Entries taken from a collection:
___

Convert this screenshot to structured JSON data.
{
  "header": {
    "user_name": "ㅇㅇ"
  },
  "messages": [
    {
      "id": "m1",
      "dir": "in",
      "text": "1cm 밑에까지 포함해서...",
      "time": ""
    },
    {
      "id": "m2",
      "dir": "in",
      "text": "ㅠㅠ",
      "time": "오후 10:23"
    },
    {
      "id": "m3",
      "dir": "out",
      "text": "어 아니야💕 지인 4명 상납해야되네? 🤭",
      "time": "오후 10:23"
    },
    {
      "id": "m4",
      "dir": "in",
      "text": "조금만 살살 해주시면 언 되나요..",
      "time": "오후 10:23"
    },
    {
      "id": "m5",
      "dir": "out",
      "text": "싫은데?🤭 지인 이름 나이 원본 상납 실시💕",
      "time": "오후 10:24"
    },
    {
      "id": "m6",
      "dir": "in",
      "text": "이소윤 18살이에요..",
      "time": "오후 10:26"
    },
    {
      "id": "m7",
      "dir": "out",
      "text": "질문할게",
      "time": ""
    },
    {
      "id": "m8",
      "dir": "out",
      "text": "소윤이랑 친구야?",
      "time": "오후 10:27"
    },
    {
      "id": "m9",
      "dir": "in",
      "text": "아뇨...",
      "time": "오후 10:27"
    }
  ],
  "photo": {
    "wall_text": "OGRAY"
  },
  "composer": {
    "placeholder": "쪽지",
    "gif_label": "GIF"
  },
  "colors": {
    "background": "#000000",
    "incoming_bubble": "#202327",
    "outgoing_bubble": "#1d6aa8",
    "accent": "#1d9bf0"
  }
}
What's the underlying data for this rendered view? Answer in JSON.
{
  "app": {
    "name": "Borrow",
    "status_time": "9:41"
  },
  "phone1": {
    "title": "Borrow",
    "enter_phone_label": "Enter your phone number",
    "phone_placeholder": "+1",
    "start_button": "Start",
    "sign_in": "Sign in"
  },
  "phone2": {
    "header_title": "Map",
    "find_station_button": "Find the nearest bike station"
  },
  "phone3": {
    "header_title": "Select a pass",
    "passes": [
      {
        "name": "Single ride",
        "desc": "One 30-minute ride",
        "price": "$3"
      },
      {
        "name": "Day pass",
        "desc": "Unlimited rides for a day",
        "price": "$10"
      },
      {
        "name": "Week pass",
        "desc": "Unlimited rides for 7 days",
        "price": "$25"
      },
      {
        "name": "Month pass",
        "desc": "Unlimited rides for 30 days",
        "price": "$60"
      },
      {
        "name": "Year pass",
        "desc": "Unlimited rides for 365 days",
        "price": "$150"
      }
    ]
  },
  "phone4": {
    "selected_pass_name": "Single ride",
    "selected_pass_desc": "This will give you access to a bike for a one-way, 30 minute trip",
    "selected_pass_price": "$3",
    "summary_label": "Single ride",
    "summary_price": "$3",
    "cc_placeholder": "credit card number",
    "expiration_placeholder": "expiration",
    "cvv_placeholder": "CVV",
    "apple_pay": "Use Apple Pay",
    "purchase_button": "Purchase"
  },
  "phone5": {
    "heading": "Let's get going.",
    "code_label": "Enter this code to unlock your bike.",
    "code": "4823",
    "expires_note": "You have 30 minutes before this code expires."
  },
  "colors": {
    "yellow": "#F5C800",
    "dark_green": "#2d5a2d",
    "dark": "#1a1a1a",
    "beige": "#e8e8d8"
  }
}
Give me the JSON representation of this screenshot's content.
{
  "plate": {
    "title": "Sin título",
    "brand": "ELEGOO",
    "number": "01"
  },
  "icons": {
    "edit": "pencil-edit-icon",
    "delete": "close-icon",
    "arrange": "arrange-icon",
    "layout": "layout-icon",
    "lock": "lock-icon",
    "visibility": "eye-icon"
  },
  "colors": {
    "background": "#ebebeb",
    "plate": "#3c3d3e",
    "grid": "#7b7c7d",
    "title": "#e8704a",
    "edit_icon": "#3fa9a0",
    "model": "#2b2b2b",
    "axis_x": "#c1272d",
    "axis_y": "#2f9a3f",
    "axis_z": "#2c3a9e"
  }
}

___

* **Exercise details**:
Return every entry verbatim.

* **Task response**:
Convert this screenshot to structured JSON data.
{
  "header": {
    "user_name": "ㅇㅇ"
  },
  "messages": [
    {
      "id": "m1",
      "dir": "in",
      "text": "1cm 밑에까지 포함해서...",
      "time": ""
    },
    {
      "id": "m2",
      "dir": "in",
      "text": "ㅠㅠ",
      "time": "오후 10:23"
    },
    {
      "id": "m3",
      "dir": "out",
      "text": "어 아니야💕 지인 4명 상납해야되네? 🤭",
      "time": "오후 10:23"
    },
    {
      "id": "m4",
      "dir": "in",
      "text": "조금만 살살 해주시면 언 되나요..",
      "time": "오후 10:23"
    },
    {
      "id": "m5",
      "dir": "out",
      "text": "싫은데?🤭 지인 이름 나이 원본 상납 실시💕",
      "time": "오후 10:24"
    },
    {
      "id": "m6",
      "dir": "in",
      "text": "이소윤 18살이에요..",
      "time": "오후 10:26"
    },
    {
      "id": "m7",
      "dir": "out",
      "text": "질문할게",
      "time": ""
    },
    {
      "id": "m8",
      "dir": "out",
      "text": "소윤이랑 친구야?",
      "time": "오후 10:27"
    },
    {
      "id": "m9",
      "dir": "in",
      "text": "아뇨...",
      "time": "오후 10:27"
    }
  ],
  "photo": {
    "wall_text": "OGRAY"
  },
  "composer": {
    "placeholder": "쪽지",
    "gif_label": "GIF"
  },
  "colors": {
    "background": "#000000",
    "incoming_bubble": "#202327",
    "outgoing_bubble": "#1d6aa8",
    "accent": "#1d9bf0"
  }
}
What's the underlying data for this rendered view? Answer in JSON.
{
  "app": {
    "name": "Borrow",
    "status_time": "9:41"
  },
  "phone1": {
    "title": "Borrow",
    "enter_phone_label": "Enter your phone number",
    "phone_placeholder": "+1",
    "start_button": "Start",
    "sign_in": "Sign in"
  },
  "phone2": {
    "header_title": "Map",
    "find_station_button": "Find the nearest bike station"
  },
  "phone3": {
    "header_title": "Select a pass",
    "passes": [
      {
        "name": "Single ride",
        "desc": "One 30-minute ride",
        "price": "$3"
      },
      {
        "name": "Day pass",
        "desc": "Unlimited rides for a day",
        "price": "$10"
      },
      {
        "name": "Week pass",
        "desc": "Unlimited rides for 7 days",
        "price": "$25"
      },
      {
        "name": "Month pass",
        "desc": "Unlimited rides for 30 days",
        "price": "$60"
      },
      {
        "name": "Year pass",
        "desc": "Unlimited rides for 365 days",
        "price": "$150"
      }
    ]
  },
  "phone4": {
    "selected_pass_name": "Single ride",
    "selected_pass_desc": "This will give you access to a bike for a one-way, 30 minute trip",
    "selected_pass_price": "$3",
    "summary_label": "Single ride",
    "summary_price": "$3",
    "cc_placeholder": "credit card number",
    "expiration_placeholder": "expiration",
    "cvv_placeholder": "CVV",
    "apple_pay": "Use Apple Pay",
    "purchase_button": "Purchase"
  },
  "phone5": {
    "heading": "Let's get going.",
    "code_label": "Enter this code to unlock your bike.",
    "code": "4823",
    "expires_note": "You have 30 minutes before this code expires."
  },
  "colors": {
    "yellow": "#F5C800",
    "dark_green": "#2d5a2d",
    "dark": "#1a1a1a",
    "beige": "#e8e8d8"
  }
}
Give me the JSON representation of this screenshot's content.
{
  "plate": {
    "title": "Sin título",
    "brand": "ELEGOO",
    "number": "01"
  },
  "icons": {
    "edit": "pencil-edit-icon",
    "delete": "close-icon",
    "arrange": "arrange-icon",
    "layout": "layout-icon",
    "lock": "lock-icon",
    "visibility": "eye-icon"
  },
  "colors": {
    "background": "#ebebeb",
    "plate": "#3c3d3e",
    "grid": "#7b7c7d",
    "title": "#e8704a",
    "edit_icon": "#3fa9a0",
    "model": "#2b2b2b",
    "axis_x": "#c1272d",
    "axis_y": "#2f9a3f",
    "axis_z": "#2c3a9e"
  }
}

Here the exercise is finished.